◆ EXERCISE MATERIALS ◆
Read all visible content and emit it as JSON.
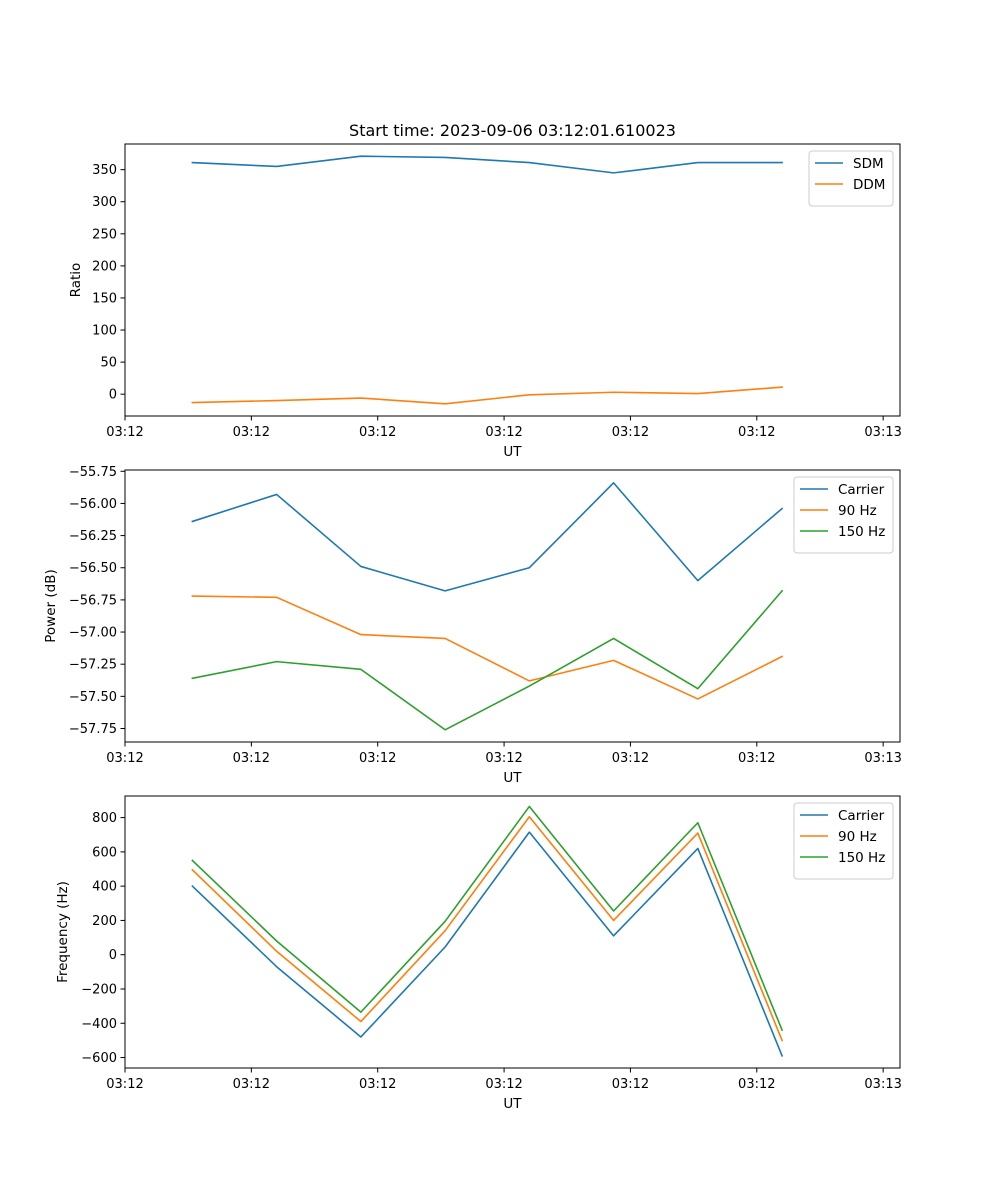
{
  "figure_title": "Start time: 2023-09-06 03:12:01.610023",
  "colors": {
    "blue": "#1f77b4",
    "orange": "#ff7f0e",
    "green": "#2ca02c"
  },
  "chart_data": [
    {
      "type": "line",
      "title": "Start time: 2023-09-06 03:12:01.610023",
      "xlabel": "UT",
      "ylabel": "Ratio",
      "x": [
        1,
        2,
        3,
        4,
        5,
        6,
        7,
        8
      ],
      "xlim": [
        0.2,
        9.4
      ],
      "xticks": [
        0.2,
        1.7,
        3.2,
        4.7,
        6.2,
        7.7,
        9.2
      ],
      "xtick_labels": [
        "03:12",
        "03:12",
        "03:12",
        "03:12",
        "03:12",
        "03:12",
        "03:13"
      ],
      "ylim": [
        -34,
        390
      ],
      "yticks": [
        0,
        50,
        100,
        150,
        200,
        250,
        300,
        350
      ],
      "ytick_labels": [
        "0",
        "50",
        "100",
        "150",
        "200",
        "250",
        "300",
        "350"
      ],
      "legend_position": "top-right",
      "series": [
        {
          "name": "SDM",
          "color": "#1f77b4",
          "values": [
            361,
            355,
            371,
            369,
            361,
            345,
            361,
            361
          ]
        },
        {
          "name": "DDM",
          "color": "#ff7f0e",
          "values": [
            -13,
            -10,
            -6,
            -15,
            -1,
            3,
            1,
            11
          ]
        }
      ]
    },
    {
      "type": "line",
      "title": "",
      "xlabel": "UT",
      "ylabel": "Power (dB)",
      "x": [
        1,
        2,
        3,
        4,
        5,
        6,
        7,
        8
      ],
      "xlim": [
        0.2,
        9.4
      ],
      "xticks": [
        0.2,
        1.7,
        3.2,
        4.7,
        6.2,
        7.7,
        9.2
      ],
      "xtick_labels": [
        "03:12",
        "03:12",
        "03:12",
        "03:12",
        "03:12",
        "03:12",
        "03:13"
      ],
      "ylim": [
        -57.855,
        -55.74
      ],
      "yticks": [
        -57.75,
        -57.5,
        -57.25,
        -57.0,
        -56.75,
        -56.5,
        -56.25,
        -56.0,
        -55.75
      ],
      "ytick_labels": [
        "−57.75",
        "−57.50",
        "−57.25",
        "−57.00",
        "−56.75",
        "−56.50",
        "−56.25",
        "−56.00",
        "−55.75"
      ],
      "legend_position": "top-right",
      "series": [
        {
          "name": "Carrier",
          "color": "#1f77b4",
          "values": [
            -56.14,
            -55.93,
            -56.49,
            -56.68,
            -56.5,
            -55.84,
            -56.6,
            -56.04
          ]
        },
        {
          "name": "90 Hz",
          "color": "#ff7f0e",
          "values": [
            -56.72,
            -56.73,
            -57.02,
            -57.05,
            -57.38,
            -57.22,
            -57.52,
            -57.19
          ]
        },
        {
          "name": "150 Hz",
          "color": "#2ca02c",
          "values": [
            -57.36,
            -57.23,
            -57.29,
            -57.76,
            -57.42,
            -57.05,
            -57.44,
            -56.68
          ]
        }
      ]
    },
    {
      "type": "line",
      "title": "",
      "xlabel": "UT",
      "ylabel": "Frequency (Hz)",
      "x": [
        1,
        2,
        3,
        4,
        5,
        6,
        7,
        8
      ],
      "xlim": [
        0.2,
        9.4
      ],
      "xticks": [
        0.2,
        1.7,
        3.2,
        4.7,
        6.2,
        7.7,
        9.2
      ],
      "xtick_labels": [
        "03:12",
        "03:12",
        "03:12",
        "03:12",
        "03:12",
        "03:12",
        "03:13"
      ],
      "ylim": [
        -661,
        926
      ],
      "yticks": [
        -600,
        -400,
        -200,
        0,
        200,
        400,
        600,
        800
      ],
      "ytick_labels": [
        "−600",
        "−400",
        "−200",
        "0",
        "200",
        "400",
        "600",
        "800"
      ],
      "legend_position": "top-right",
      "series": [
        {
          "name": "Carrier",
          "color": "#1f77b4",
          "values": [
            400,
            -70,
            -480,
            45,
            715,
            110,
            620,
            -590
          ]
        },
        {
          "name": "90 Hz",
          "color": "#ff7f0e",
          "values": [
            495,
            20,
            -390,
            140,
            805,
            200,
            710,
            -500
          ]
        },
        {
          "name": "150 Hz",
          "color": "#2ca02c",
          "values": [
            550,
            80,
            -335,
            195,
            865,
            255,
            770,
            -440
          ]
        }
      ]
    }
  ]
}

◆ REQUIRED WORK ◆
Each line above is to be copied verbatim. Drop any image from the copy.

◆ OUTPUT ◆
Read all visible content and emit it as JSON.
{
  "figure_title": "Start time: 2023-09-06 03:12:01.610023",
  "colors": {
    "blue": "#1f77b4",
    "orange": "#ff7f0e",
    "green": "#2ca02c"
  },
  "chart_data": [
    {
      "type": "line",
      "title": "Start time: 2023-09-06 03:12:01.610023",
      "xlabel": "UT",
      "ylabel": "Ratio",
      "x": [
        1,
        2,
        3,
        4,
        5,
        6,
        7,
        8
      ],
      "xlim": [
        0.2,
        9.4
      ],
      "xticks": [
        0.2,
        1.7,
        3.2,
        4.7,
        6.2,
        7.7,
        9.2
      ],
      "xtick_labels": [
        "03:12",
        "03:12",
        "03:12",
        "03:12",
        "03:12",
        "03:12",
        "03:13"
      ],
      "ylim": [
        -34,
        390
      ],
      "yticks": [
        0,
        50,
        100,
        150,
        200,
        250,
        300,
        350
      ],
      "ytick_labels": [
        "0",
        "50",
        "100",
        "150",
        "200",
        "250",
        "300",
        "350"
      ],
      "legend_position": "top-right",
      "series": [
        {
          "name": "SDM",
          "color": "#1f77b4",
          "values": [
            361,
            355,
            371,
            369,
            361,
            345,
            361,
            361
          ]
        },
        {
          "name": "DDM",
          "color": "#ff7f0e",
          "values": [
            -13,
            -10,
            -6,
            -15,
            -1,
            3,
            1,
            11
          ]
        }
      ]
    },
    {
      "type": "line",
      "title": "",
      "xlabel": "UT",
      "ylabel": "Power (dB)",
      "x": [
        1,
        2,
        3,
        4,
        5,
        6,
        7,
        8
      ],
      "xlim": [
        0.2,
        9.4
      ],
      "xticks": [
        0.2,
        1.7,
        3.2,
        4.7,
        6.2,
        7.7,
        9.2
      ],
      "xtick_labels": [
        "03:12",
        "03:12",
        "03:12",
        "03:12",
        "03:12",
        "03:12",
        "03:13"
      ],
      "ylim": [
        -57.855,
        -55.74
      ],
      "yticks": [
        -57.75,
        -57.5,
        -57.25,
        -57.0,
        -56.75,
        -56.5,
        -56.25,
        -56.0,
        -55.75
      ],
      "ytick_labels": [
        "−57.75",
        "−57.50",
        "−57.25",
        "−57.00",
        "−56.75",
        "−56.50",
        "−56.25",
        "−56.00",
        "−55.75"
      ],
      "legend_position": "top-right",
      "series": [
        {
          "name": "Carrier",
          "color": "#1f77b4",
          "values": [
            -56.14,
            -55.93,
            -56.49,
            -56.68,
            -56.5,
            -55.84,
            -56.6,
            -56.04
          ]
        },
        {
          "name": "90 Hz",
          "color": "#ff7f0e",
          "values": [
            -56.72,
            -56.73,
            -57.02,
            -57.05,
            -57.38,
            -57.22,
            -57.52,
            -57.19
          ]
        },
        {
          "name": "150 Hz",
          "color": "#2ca02c",
          "values": [
            -57.36,
            -57.23,
            -57.29,
            -57.76,
            -57.42,
            -57.05,
            -57.44,
            -56.68
          ]
        }
      ]
    },
    {
      "type": "line",
      "title": "",
      "xlabel": "UT",
      "ylabel": "Frequency (Hz)",
      "x": [
        1,
        2,
        3,
        4,
        5,
        6,
        7,
        8
      ],
      "xlim": [
        0.2,
        9.4
      ],
      "xticks": [
        0.2,
        1.7,
        3.2,
        4.7,
        6.2,
        7.7,
        9.2
      ],
      "xtick_labels": [
        "03:12",
        "03:12",
        "03:12",
        "03:12",
        "03:12",
        "03:12",
        "03:13"
      ],
      "ylim": [
        -661,
        926
      ],
      "yticks": [
        -600,
        -400,
        -200,
        0,
        200,
        400,
        600,
        800
      ],
      "ytick_labels": [
        "−600",
        "−400",
        "−200",
        "0",
        "200",
        "400",
        "600",
        "800"
      ],
      "legend_position": "top-right",
      "series": [
        {
          "name": "Carrier",
          "color": "#1f77b4",
          "values": [
            400,
            -70,
            -480,
            45,
            715,
            110,
            620,
            -590
          ]
        },
        {
          "name": "90 Hz",
          "color": "#ff7f0e",
          "values": [
            495,
            20,
            -390,
            140,
            805,
            200,
            710,
            -500
          ]
        },
        {
          "name": "150 Hz",
          "color": "#2ca02c",
          "values": [
            550,
            80,
            -335,
            195,
            865,
            255,
            770,
            -440
          ]
        }
      ]
    }
  ]
}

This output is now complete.